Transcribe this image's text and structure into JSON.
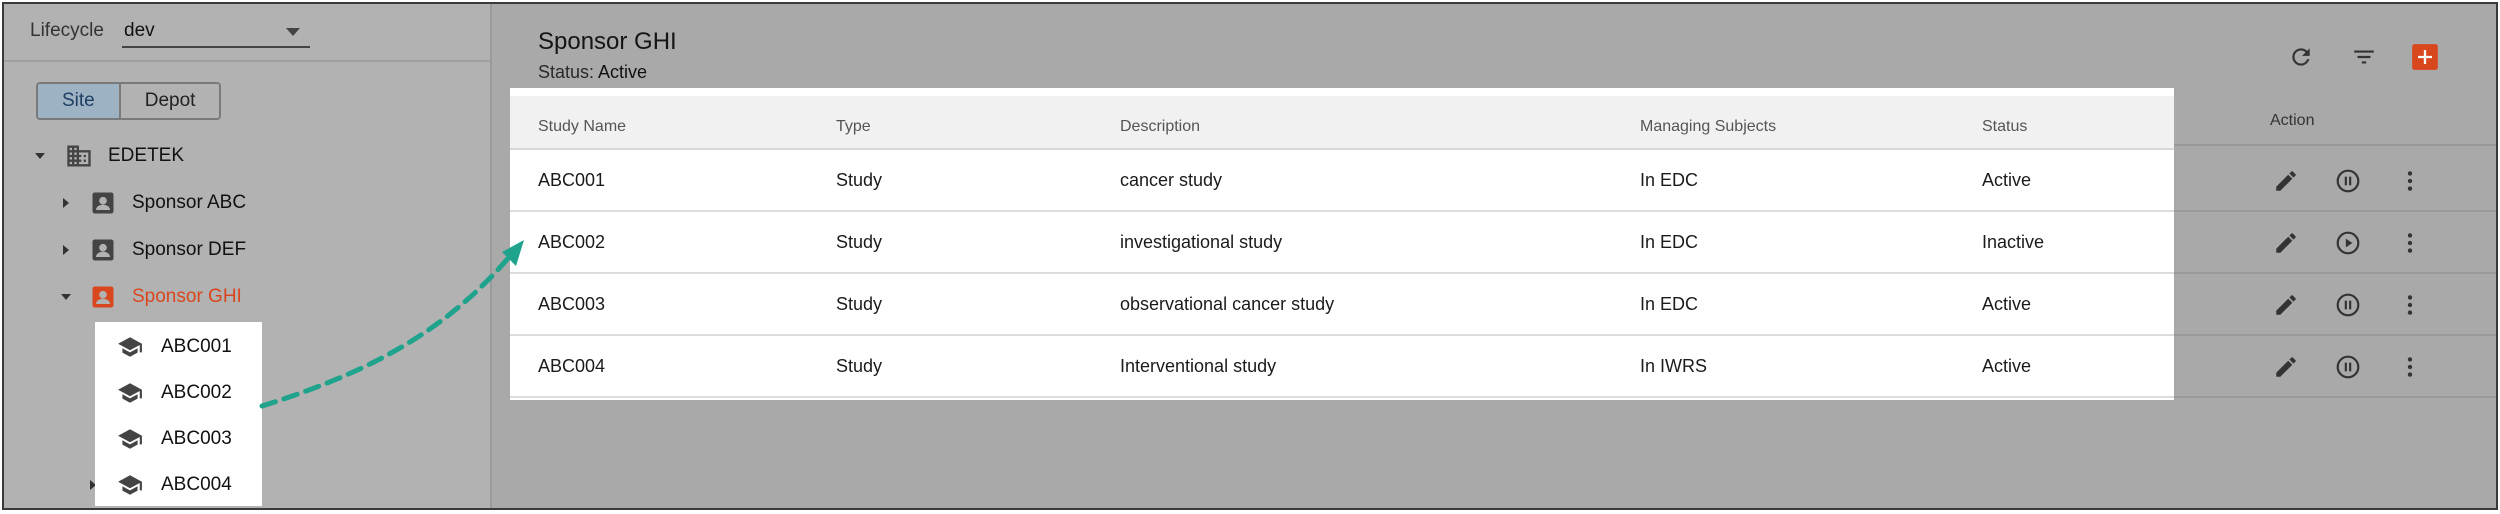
{
  "sidebar": {
    "lifecycle_label": "Lifecycle",
    "lifecycle_value": "dev",
    "toggle": {
      "site": "Site",
      "depot": "Depot",
      "active": "Site"
    },
    "tree": {
      "root": "EDETEK",
      "sponsors": [
        "Sponsor ABC",
        "Sponsor DEF",
        "Sponsor GHI"
      ],
      "selected_sponsor": "Sponsor GHI",
      "studies": [
        "ABC001",
        "ABC002",
        "ABC003",
        "ABC004"
      ]
    }
  },
  "main": {
    "title": "Sponsor GHI",
    "status_label": "Status:",
    "status_value": "Active",
    "toolbar_icons": [
      "refresh-icon",
      "filter-icon",
      "add-icon"
    ],
    "columns": [
      "Study Name",
      "Type",
      "Description",
      "Managing Subjects",
      "Status",
      "Action"
    ],
    "rows": [
      {
        "study_name": "ABC001",
        "type": "Study",
        "description": "cancer study",
        "managing_subjects": "In EDC",
        "status": "Active",
        "toggle_icon": "pause-icon"
      },
      {
        "study_name": "ABC002",
        "type": "Study",
        "description": "investigational study",
        "managing_subjects": "In EDC",
        "status": "Inactive",
        "toggle_icon": "play-icon"
      },
      {
        "study_name": "ABC003",
        "type": "Study",
        "description": "observational cancer study",
        "managing_subjects": "In EDC",
        "status": "Active",
        "toggle_icon": "pause-icon"
      },
      {
        "study_name": "ABC004",
        "type": "Study",
        "description": "Interventional study",
        "managing_subjects": "In IWRS",
        "status": "Active",
        "toggle_icon": "pause-icon"
      }
    ]
  },
  "colors": {
    "accent": "#d9471e",
    "overlay_grey": "#a9a9a9",
    "arrow": "#1fa38c",
    "selected_toggle": "#9db2c3"
  }
}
====
* **SHORT EXERCISE**: Each record above should come back exactly the same, only without its pictures.

* **EXERCISE OUTPUT**:
Transcribe this image's text and structure into JSON.
{
  "sidebar": {
    "lifecycle_label": "Lifecycle",
    "lifecycle_value": "dev",
    "toggle": {
      "site": "Site",
      "depot": "Depot",
      "active": "Site"
    },
    "tree": {
      "root": "EDETEK",
      "sponsors": [
        "Sponsor ABC",
        "Sponsor DEF",
        "Sponsor GHI"
      ],
      "selected_sponsor": "Sponsor GHI",
      "studies": [
        "ABC001",
        "ABC002",
        "ABC003",
        "ABC004"
      ]
    }
  },
  "main": {
    "title": "Sponsor GHI",
    "status_label": "Status:",
    "status_value": "Active",
    "toolbar_icons": [
      "refresh-icon",
      "filter-icon",
      "add-icon"
    ],
    "columns": [
      "Study Name",
      "Type",
      "Description",
      "Managing Subjects",
      "Status",
      "Action"
    ],
    "rows": [
      {
        "study_name": "ABC001",
        "type": "Study",
        "description": "cancer study",
        "managing_subjects": "In EDC",
        "status": "Active",
        "toggle_icon": "pause-icon"
      },
      {
        "study_name": "ABC002",
        "type": "Study",
        "description": "investigational study",
        "managing_subjects": "In EDC",
        "status": "Inactive",
        "toggle_icon": "play-icon"
      },
      {
        "study_name": "ABC003",
        "type": "Study",
        "description": "observational cancer study",
        "managing_subjects": "In EDC",
        "status": "Active",
        "toggle_icon": "pause-icon"
      },
      {
        "study_name": "ABC004",
        "type": "Study",
        "description": "Interventional study",
        "managing_subjects": "In IWRS",
        "status": "Active",
        "toggle_icon": "pause-icon"
      }
    ]
  },
  "colors": {
    "accent": "#d9471e",
    "overlay_grey": "#a9a9a9",
    "arrow": "#1fa38c",
    "selected_toggle": "#9db2c3"
  }
}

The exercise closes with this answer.